Brief: Output all of the lines below exactly, and leave out each image.

Segment Open

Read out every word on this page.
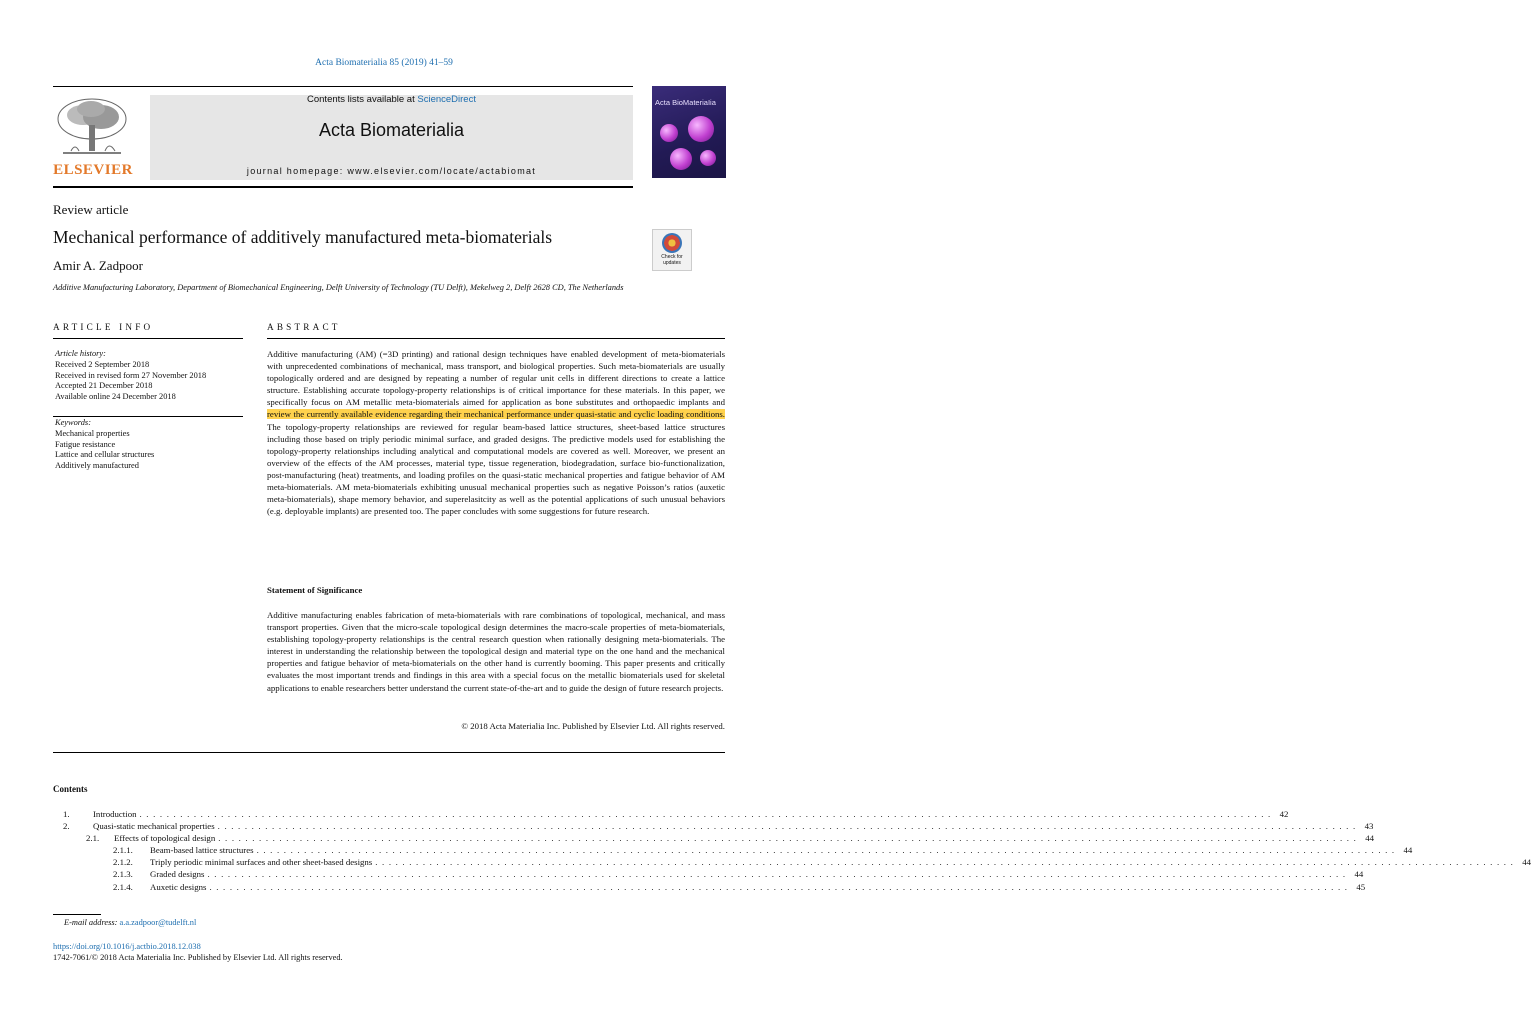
Acta Biomaterialia 85 (2019) 41–59
ELSEVIER
Contents lists available at ScienceDirect
Acta Biomaterialia
journal homepage: www.elsevier.com/locate/actabiomat
Acta BioMateriaIia
Review article
Mechanical performance of additively manufactured meta-biomaterials
Check for
updates
Amir A. Zadpoor
Additive Manufacturing Laboratory, Department of Biomechanical Engineering, Delft University of Technology (TU Delft), Mekelweg 2, Delft 2628 CD, The Netherlands
ARTICLE INFO	ABSTRACT
Article history:
Received 2 September 2018
Received in revised form 27 November 2018
Accepted 21 December 2018
Available online 24 December 2018
Keywords:
Mechanical properties
Fatigue resistance
Lattice and cellular structures
Additively manufactured
Additive manufacturing (AM) (=3D printing) and rational design techniques have enabled development of meta-biomaterials with unprecedented combinations of mechanical, mass transport, and biological properties. Such meta-biomaterials are usually topologically ordered and are designed by repeating a number of regular unit cells in different directions to create a lattice structure. Establishing accurate topology-property relationships is of critical importance for these materials. In this paper, we specifically focus on AM metallic meta-biomaterials aimed for application as bone substitutes and orthopaedic implants and review the currently available evidence regarding their mechanical performance under quasi-static and cyclic loading conditions. The topology-property relationships are reviewed for regular beam-based lattice structures, sheet-based lattice structures including those based on triply periodic minimal surface, and graded designs. The predictive models used for establishing the topology-property relationships including analytical and computational models are covered as well. Moreover, we present an overview of the effects of the AM processes, material type, tissue regeneration, biodegradation, surface bio-functionalization, post-manufacturing (heat) treatments, and loading profiles on the quasi-static mechanical properties and fatigue behavior of AM meta-biomaterials. AM meta-biomaterials exhibiting unusual mechanical properties such as negative Poisson’s ratios (auxetic meta-biomaterials), shape memory behavior, and superelasitcity as well as the potential applications of such unusual behaviors (e.g. deployable implants) are presented too. The paper concludes with some suggestions for future research.
Statement of Significance
Additive manufacturing enables fabrication of meta-biomaterials with rare combinations of topological, mechanical, and mass transport properties. Given that the micro-scale topological design determines the macro-scale properties of meta-biomaterials, establishing topology-property relationships is the central research question when rationally designing meta-biomaterials. The interest in understanding the relationship between the topological design and material type on the one hand and the mechanical properties and fatigue behavior of meta-biomaterials on the other hand is currently booming. This paper presents and critically evaluates the most important trends and findings in this area with a special focus on the metallic biomaterials used for skeletal applications to enable researchers better understand the current state-of-the-art and to guide the design of future research projects.
© 2018 Acta Materialia Inc. Published by Elsevier Ltd. All rights reserved.
Contents
1.	Introduction . . . . . . . . . . . . . . . . . . . . . . . . . . . . . . . . . . . . . . . . . . . . . . . . . . . . . . . . . . . . . . . . . . . . . . . . . . . . . . . . . . . . . . . . . . . . . . . . . . . . . . . . . . . . . . . . . . . . . . . . . . . . . . . . . . . . . . . . . . . . . . . . . . . . . . . . . . . . . . . . . . . . . . . 42
2.	Quasi-static mechanical properties . . . . . . . . . . . . . . . . . . . . . . . . . . . . . . . . . . . . . . . . . . . . . . . . . . . . . . . . . . . . . . . . . . . . . . . . . . . . . . . . . . . . . . . . . . . . . . . . . . . . . . . . . . . . . . . . . . . . . . . . . . . . . . . . . . . . . . . . . . . . . . . . . . . . . . . . . . . . . . . . . . . . . . . . 43
2.1.	Effects of topological design . . . . . . . . . . . . . . . . . . . . . . . . . . . . . . . . . . . . . . . . . . . . . . . . . . . . . . . . . . . . . . . . . . . . . . . . . . . . . . . . . . . . . . . . . . . . . . . . . . . . . . . . . . . . . . . . . . . . . . . . . . . . . . . . . . . . . . . . . . . . . . . . . . . . . . . . . . . . . . . . . . . . . . . . 44
2.1.1.	Beam-based lattice structures . . . . . . . . . . . . . . . . . . . . . . . . . . . . . . . . . . . . . . . . . . . . . . . . . . . . . . . . . . . . . . . . . . . . . . . . . . . . . . . . . . . . . . . . . . . . . . . . . . . . . . . . . . . . . . . . . . . . . . . . . . . . . . . . . . . . . . . . . . . . . . . . . . . . . . . . . . . . . . . . . . . . . . . . 44
2.1.2.	Triply periodic minimal surfaces and other sheet-based designs . . . . . . . . . . . . . . . . . . . . . . . . . . . . . . . . . . . . . . . . . . . . . . . . . . . . . . . . . . . . . . . . . . . . . . . . . . . . . . . . . . . . . . . . . . . . . . . . . . . . . . . . . . . . . . . . . . . . . . . . . . . . . . . . . . . . . . . . . . . . . . . . . . . . . . . . . . . . . . . . . . . . . . . . 44
2.1.3.	Graded designs . . . . . . . . . . . . . . . . . . . . . . . . . . . . . . . . . . . . . . . . . . . . . . . . . . . . . . . . . . . . . . . . . . . . . . . . . . . . . . . . . . . . . . . . . . . . . . . . . . . . . . . . . . . . . . . . . . . . . . . . . . . . . . . . . . . . . . . . . . . . . . . . . . . . . . . . . . . . . . . . . . . . . . . . 44
2.1.4.	Auxetic designs . . . . . . . . . . . . . . . . . . . . . . . . . . . . . . . . . . . . . . . . . . . . . . . . . . . . . . . . . . . . . . . . . . . . . . . . . . . . . . . . . . . . . . . . . . . . . . . . . . . . . . . . . . . . . . . . . . . . . . . . . . . . . . . . . . . . . . . . . . . . . . . . . . . . . . . . . . . . . . . . . . . . . . . . 45
E-mail address: a.a.zadpoor@tudelft.nl
https://doi.org/10.1016/j.actbio.2018.12.038
1742-7061/© 2018 Acta Materialia Inc. Published by Elsevier Ltd. All rights reserved.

Segment Closed

Solution to this problem:
Read out every word on this page.
Acta Biomaterialia 85 (2019) 41–59
ELSEVIER
Contents lists available at ScienceDirect
Acta Biomaterialia
journal homepage: www.elsevier.com/locate/actabiomat
Acta BioMateriaIia
Review article
Mechanical performance of additively manufactured meta-biomaterials
Check for
updates
Amir A. Zadpoor
Additive Manufacturing Laboratory, Department of Biomechanical Engineering, Delft University of Technology (TU Delft), Mekelweg 2, Delft 2628 CD, The Netherlands
ARTICLE INFO	ABSTRACT
Article history:
Received 2 September 2018
Received in revised form 27 November 2018
Accepted 21 December 2018
Available online 24 December 2018
Keywords:
Mechanical properties
Fatigue resistance
Lattice and cellular structures
Additively manufactured
Additive manufacturing (AM) (=3D printing) and rational design techniques have enabled development of meta-biomaterials with unprecedented combinations of mechanical, mass transport, and biological properties. Such meta-biomaterials are usually topologically ordered and are designed by repeating a number of regular unit cells in different directions to create a lattice structure. Establishing accurate topology-property relationships is of critical importance for these materials. In this paper, we specifically focus on AM metallic meta-biomaterials aimed for application as bone substitutes and orthopaedic implants and review the currently available evidence regarding their mechanical performance under quasi-static and cyclic loading conditions. The topology-property relationships are reviewed for regular beam-based lattice structures, sheet-based lattice structures including those based on triply periodic minimal surface, and graded designs. The predictive models used for establishing the topology-property relationships including analytical and computational models are covered as well. Moreover, we present an overview of the effects of the AM processes, material type, tissue regeneration, biodegradation, surface bio-functionalization, post-manufacturing (heat) treatments, and loading profiles on the quasi-static mechanical properties and fatigue behavior of AM meta-biomaterials. AM meta-biomaterials exhibiting unusual mechanical properties such as negative Poisson’s ratios (auxetic meta-biomaterials), shape memory behavior, and superelasitcity as well as the potential applications of such unusual behaviors (e.g. deployable implants) are presented too. The paper concludes with some suggestions for future research.
Statement of Significance
Additive manufacturing enables fabrication of meta-biomaterials with rare combinations of topological, mechanical, and mass transport properties. Given that the micro-scale topological design determines the macro-scale properties of meta-biomaterials, establishing topology-property relationships is the central research question when rationally designing meta-biomaterials. The interest in understanding the relationship between the topological design and material type on the one hand and the mechanical properties and fatigue behavior of meta-biomaterials on the other hand is currently booming. This paper presents and critically evaluates the most important trends and findings in this area with a special focus on the metallic biomaterials used for skeletal applications to enable researchers better understand the current state-of-the-art and to guide the design of future research projects.
© 2018 Acta Materialia Inc. Published by Elsevier Ltd. All rights reserved.
Contents
1.	Introduction . . . . . . . . . . . . . . . . . . . . . . . . . . . . . . . . . . . . . . . . . . . . . . . . . . . . . . . . . . . . . . . . . . . . . . . . . . . . . . . . . . . . . . . . . . . . . . . . . . . . . . . . . . . . . . . . . . . . . . . . . . . . . . . . . . . . . . . . . . . . . . . . . . . . . . . . . . . . . . . . . . . . . . . 42
2.	Quasi-static mechanical properties . . . . . . . . . . . . . . . . . . . . . . . . . . . . . . . . . . . . . . . . . . . . . . . . . . . . . . . . . . . . . . . . . . . . . . . . . . . . . . . . . . . . . . . . . . . . . . . . . . . . . . . . . . . . . . . . . . . . . . . . . . . . . . . . . . . . . . . . . . . . . . . . . . . . . . . . . . . . . . . . . . . . . . . . 43
2.1.	Effects of topological design . . . . . . . . . . . . . . . . . . . . . . . . . . . . . . . . . . . . . . . . . . . . . . . . . . . . . . . . . . . . . . . . . . . . . . . . . . . . . . . . . . . . . . . . . . . . . . . . . . . . . . . . . . . . . . . . . . . . . . . . . . . . . . . . . . . . . . . . . . . . . . . . . . . . . . . . . . . . . . . . . . . . . . . . 44
2.1.1.	Beam-based lattice structures . . . . . . . . . . . . . . . . . . . . . . . . . . . . . . . . . . . . . . . . . . . . . . . . . . . . . . . . . . . . . . . . . . . . . . . . . . . . . . . . . . . . . . . . . . . . . . . . . . . . . . . . . . . . . . . . . . . . . . . . . . . . . . . . . . . . . . . . . . . . . . . . . . . . . . . . . . . . . . . . . . . . . . . . 44
2.1.2.	Triply periodic minimal surfaces and other sheet-based designs . . . . . . . . . . . . . . . . . . . . . . . . . . . . . . . . . . . . . . . . . . . . . . . . . . . . . . . . . . . . . . . . . . . . . . . . . . . . . . . . . . . . . . . . . . . . . . . . . . . . . . . . . . . . . . . . . . . . . . . . . . . . . . . . . . . . . . . . . . . . . . . . . . . . . . . . . . . . . . . . . . . . . . . . 44
2.1.3.	Graded designs . . . . . . . . . . . . . . . . . . . . . . . . . . . . . . . . . . . . . . . . . . . . . . . . . . . . . . . . . . . . . . . . . . . . . . . . . . . . . . . . . . . . . . . . . . . . . . . . . . . . . . . . . . . . . . . . . . . . . . . . . . . . . . . . . . . . . . . . . . . . . . . . . . . . . . . . . . . . . . . . . . . . . . . . 44
2.1.4.	Auxetic designs . . . . . . . . . . . . . . . . . . . . . . . . . . . . . . . . . . . . . . . . . . . . . . . . . . . . . . . . . . . . . . . . . . . . . . . . . . . . . . . . . . . . . . . . . . . . . . . . . . . . . . . . . . . . . . . . . . . . . . . . . . . . . . . . . . . . . . . . . . . . . . . . . . . . . . . . . . . . . . . . . . . . . . . . 45
E-mail address: a.a.zadpoor@tudelft.nl
https://doi.org/10.1016/j.actbio.2018.12.038
1742-7061/© 2018 Acta Materialia Inc. Published by Elsevier Ltd. All rights reserved.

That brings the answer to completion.